_Problem description:_ Write out every entry word for word.

_Extracted entries:_
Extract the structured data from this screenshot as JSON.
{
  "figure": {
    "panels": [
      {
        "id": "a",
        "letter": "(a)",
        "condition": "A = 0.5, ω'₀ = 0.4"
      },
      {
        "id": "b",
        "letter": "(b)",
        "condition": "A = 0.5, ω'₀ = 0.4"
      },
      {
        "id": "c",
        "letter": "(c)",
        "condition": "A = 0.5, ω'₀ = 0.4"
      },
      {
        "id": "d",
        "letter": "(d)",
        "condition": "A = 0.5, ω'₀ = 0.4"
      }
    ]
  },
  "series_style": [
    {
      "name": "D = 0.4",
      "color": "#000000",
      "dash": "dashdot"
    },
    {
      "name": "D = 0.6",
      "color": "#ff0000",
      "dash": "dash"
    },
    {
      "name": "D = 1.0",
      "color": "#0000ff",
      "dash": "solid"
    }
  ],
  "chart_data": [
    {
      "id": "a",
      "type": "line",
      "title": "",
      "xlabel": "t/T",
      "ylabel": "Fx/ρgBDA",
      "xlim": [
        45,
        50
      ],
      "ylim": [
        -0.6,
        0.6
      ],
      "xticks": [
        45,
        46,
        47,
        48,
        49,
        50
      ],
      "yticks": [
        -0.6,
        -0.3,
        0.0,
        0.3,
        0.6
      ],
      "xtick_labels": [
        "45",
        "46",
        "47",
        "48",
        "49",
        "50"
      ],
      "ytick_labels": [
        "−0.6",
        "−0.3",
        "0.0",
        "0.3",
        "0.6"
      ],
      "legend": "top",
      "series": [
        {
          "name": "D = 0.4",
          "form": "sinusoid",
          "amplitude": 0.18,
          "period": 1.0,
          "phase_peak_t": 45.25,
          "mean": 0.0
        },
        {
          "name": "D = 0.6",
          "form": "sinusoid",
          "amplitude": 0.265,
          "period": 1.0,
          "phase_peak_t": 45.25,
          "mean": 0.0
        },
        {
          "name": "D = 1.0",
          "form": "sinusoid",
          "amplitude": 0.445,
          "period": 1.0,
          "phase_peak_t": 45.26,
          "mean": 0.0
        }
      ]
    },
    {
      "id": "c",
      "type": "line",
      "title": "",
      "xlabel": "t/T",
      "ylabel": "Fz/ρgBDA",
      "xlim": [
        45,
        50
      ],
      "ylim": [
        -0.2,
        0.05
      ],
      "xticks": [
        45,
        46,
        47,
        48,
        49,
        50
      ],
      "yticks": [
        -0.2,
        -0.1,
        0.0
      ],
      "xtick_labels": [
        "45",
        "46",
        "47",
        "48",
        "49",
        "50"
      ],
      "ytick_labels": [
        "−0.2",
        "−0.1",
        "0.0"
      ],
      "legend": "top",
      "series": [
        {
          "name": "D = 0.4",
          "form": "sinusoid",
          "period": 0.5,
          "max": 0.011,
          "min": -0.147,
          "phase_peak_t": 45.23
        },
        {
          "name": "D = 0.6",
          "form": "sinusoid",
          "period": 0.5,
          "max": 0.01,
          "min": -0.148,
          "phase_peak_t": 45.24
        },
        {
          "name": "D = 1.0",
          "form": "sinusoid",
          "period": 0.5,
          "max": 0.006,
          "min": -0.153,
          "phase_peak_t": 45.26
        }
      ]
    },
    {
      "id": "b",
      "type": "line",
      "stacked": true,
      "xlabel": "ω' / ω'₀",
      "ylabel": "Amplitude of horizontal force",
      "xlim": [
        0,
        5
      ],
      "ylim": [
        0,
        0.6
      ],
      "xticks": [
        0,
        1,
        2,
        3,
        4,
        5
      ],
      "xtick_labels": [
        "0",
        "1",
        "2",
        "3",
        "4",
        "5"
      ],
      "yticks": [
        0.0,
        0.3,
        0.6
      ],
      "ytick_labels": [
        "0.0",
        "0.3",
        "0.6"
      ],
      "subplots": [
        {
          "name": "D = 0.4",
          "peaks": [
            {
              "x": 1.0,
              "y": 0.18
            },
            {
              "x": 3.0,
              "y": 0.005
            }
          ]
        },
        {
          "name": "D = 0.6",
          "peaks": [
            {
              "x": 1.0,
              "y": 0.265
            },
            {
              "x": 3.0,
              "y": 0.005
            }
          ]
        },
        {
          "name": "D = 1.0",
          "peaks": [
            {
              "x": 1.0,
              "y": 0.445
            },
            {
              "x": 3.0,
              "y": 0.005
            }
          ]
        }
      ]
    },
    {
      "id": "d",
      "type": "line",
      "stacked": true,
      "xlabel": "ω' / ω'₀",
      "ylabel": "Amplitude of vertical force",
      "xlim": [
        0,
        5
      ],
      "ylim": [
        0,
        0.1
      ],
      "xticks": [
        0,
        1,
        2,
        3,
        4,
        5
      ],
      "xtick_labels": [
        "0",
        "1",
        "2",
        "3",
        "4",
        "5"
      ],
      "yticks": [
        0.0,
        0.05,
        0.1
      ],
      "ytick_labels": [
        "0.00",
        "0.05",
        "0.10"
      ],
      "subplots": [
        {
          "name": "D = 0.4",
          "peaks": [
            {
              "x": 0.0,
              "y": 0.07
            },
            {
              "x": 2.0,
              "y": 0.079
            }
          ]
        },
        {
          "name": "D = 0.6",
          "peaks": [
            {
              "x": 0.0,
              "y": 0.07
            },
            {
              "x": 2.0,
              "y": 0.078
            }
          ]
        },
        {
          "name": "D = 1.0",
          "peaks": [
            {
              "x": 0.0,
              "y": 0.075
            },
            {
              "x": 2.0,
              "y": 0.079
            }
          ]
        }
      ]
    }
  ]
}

_Answer for this exercise:_
Extract the structured data from this screenshot as JSON.
{
  "figure": {
    "panels": [
      {
        "id": "a",
        "letter": "(a)",
        "condition": "A = 0.5, ω'₀ = 0.4"
      },
      {
        "id": "b",
        "letter": "(b)",
        "condition": "A = 0.5, ω'₀ = 0.4"
      },
      {
        "id": "c",
        "letter": "(c)",
        "condition": "A = 0.5, ω'₀ = 0.4"
      },
      {
        "id": "d",
        "letter": "(d)",
        "condition": "A = 0.5, ω'₀ = 0.4"
      }
    ]
  },
  "series_style": [
    {
      "name": "D = 0.4",
      "color": "#000000",
      "dash": "dashdot"
    },
    {
      "name": "D = 0.6",
      "color": "#ff0000",
      "dash": "dash"
    },
    {
      "name": "D = 1.0",
      "color": "#0000ff",
      "dash": "solid"
    }
  ],
  "chart_data": [
    {
      "id": "a",
      "type": "line",
      "title": "",
      "xlabel": "t/T",
      "ylabel": "Fx/ρgBDA",
      "xlim": [
        45,
        50
      ],
      "ylim": [
        -0.6,
        0.6
      ],
      "xticks": [
        45,
        46,
        47,
        48,
        49,
        50
      ],
      "yticks": [
        -0.6,
        -0.3,
        0.0,
        0.3,
        0.6
      ],
      "xtick_labels": [
        "45",
        "46",
        "47",
        "48",
        "49",
        "50"
      ],
      "ytick_labels": [
        "−0.6",
        "−0.3",
        "0.0",
        "0.3",
        "0.6"
      ],
      "legend": "top",
      "series": [
        {
          "name": "D = 0.4",
          "form": "sinusoid",
          "amplitude": 0.18,
          "period": 1.0,
          "phase_peak_t": 45.25,
          "mean": 0.0
        },
        {
          "name": "D = 0.6",
          "form": "sinusoid",
          "amplitude": 0.265,
          "period": 1.0,
          "phase_peak_t": 45.25,
          "mean": 0.0
        },
        {
          "name": "D = 1.0",
          "form": "sinusoid",
          "amplitude": 0.445,
          "period": 1.0,
          "phase_peak_t": 45.26,
          "mean": 0.0
        }
      ]
    },
    {
      "id": "c",
      "type": "line",
      "title": "",
      "xlabel": "t/T",
      "ylabel": "Fz/ρgBDA",
      "xlim": [
        45,
        50
      ],
      "ylim": [
        -0.2,
        0.05
      ],
      "xticks": [
        45,
        46,
        47,
        48,
        49,
        50
      ],
      "yticks": [
        -0.2,
        -0.1,
        0.0
      ],
      "xtick_labels": [
        "45",
        "46",
        "47",
        "48",
        "49",
        "50"
      ],
      "ytick_labels": [
        "−0.2",
        "−0.1",
        "0.0"
      ],
      "legend": "top",
      "series": [
        {
          "name": "D = 0.4",
          "form": "sinusoid",
          "period": 0.5,
          "max": 0.011,
          "min": -0.147,
          "phase_peak_t": 45.23
        },
        {
          "name": "D = 0.6",
          "form": "sinusoid",
          "period": 0.5,
          "max": 0.01,
          "min": -0.148,
          "phase_peak_t": 45.24
        },
        {
          "name": "D = 1.0",
          "form": "sinusoid",
          "period": 0.5,
          "max": 0.006,
          "min": -0.153,
          "phase_peak_t": 45.26
        }
      ]
    },
    {
      "id": "b",
      "type": "line",
      "stacked": true,
      "xlabel": "ω' / ω'₀",
      "ylabel": "Amplitude of horizontal force",
      "xlim": [
        0,
        5
      ],
      "ylim": [
        0,
        0.6
      ],
      "xticks": [
        0,
        1,
        2,
        3,
        4,
        5
      ],
      "xtick_labels": [
        "0",
        "1",
        "2",
        "3",
        "4",
        "5"
      ],
      "yticks": [
        0.0,
        0.3,
        0.6
      ],
      "ytick_labels": [
        "0.0",
        "0.3",
        "0.6"
      ],
      "subplots": [
        {
          "name": "D = 0.4",
          "peaks": [
            {
              "x": 1.0,
              "y": 0.18
            },
            {
              "x": 3.0,
              "y": 0.005
            }
          ]
        },
        {
          "name": "D = 0.6",
          "peaks": [
            {
              "x": 1.0,
              "y": 0.265
            },
            {
              "x": 3.0,
              "y": 0.005
            }
          ]
        },
        {
          "name": "D = 1.0",
          "peaks": [
            {
              "x": 1.0,
              "y": 0.445
            },
            {
              "x": 3.0,
              "y": 0.005
            }
          ]
        }
      ]
    },
    {
      "id": "d",
      "type": "line",
      "stacked": true,
      "xlabel": "ω' / ω'₀",
      "ylabel": "Amplitude of vertical force",
      "xlim": [
        0,
        5
      ],
      "ylim": [
        0,
        0.1
      ],
      "xticks": [
        0,
        1,
        2,
        3,
        4,
        5
      ],
      "xtick_labels": [
        "0",
        "1",
        "2",
        "3",
        "4",
        "5"
      ],
      "yticks": [
        0.0,
        0.05,
        0.1
      ],
      "ytick_labels": [
        "0.00",
        "0.05",
        "0.10"
      ],
      "subplots": [
        {
          "name": "D = 0.4",
          "peaks": [
            {
              "x": 0.0,
              "y": 0.07
            },
            {
              "x": 2.0,
              "y": 0.079
            }
          ]
        },
        {
          "name": "D = 0.6",
          "peaks": [
            {
              "x": 0.0,
              "y": 0.07
            },
            {
              "x": 2.0,
              "y": 0.078
            }
          ]
        },
        {
          "name": "D = 1.0",
          "peaks": [
            {
              "x": 0.0,
              "y": 0.075
            },
            {
              "x": 2.0,
              "y": 0.079
            }
          ]
        }
      ]
    }
  ]
}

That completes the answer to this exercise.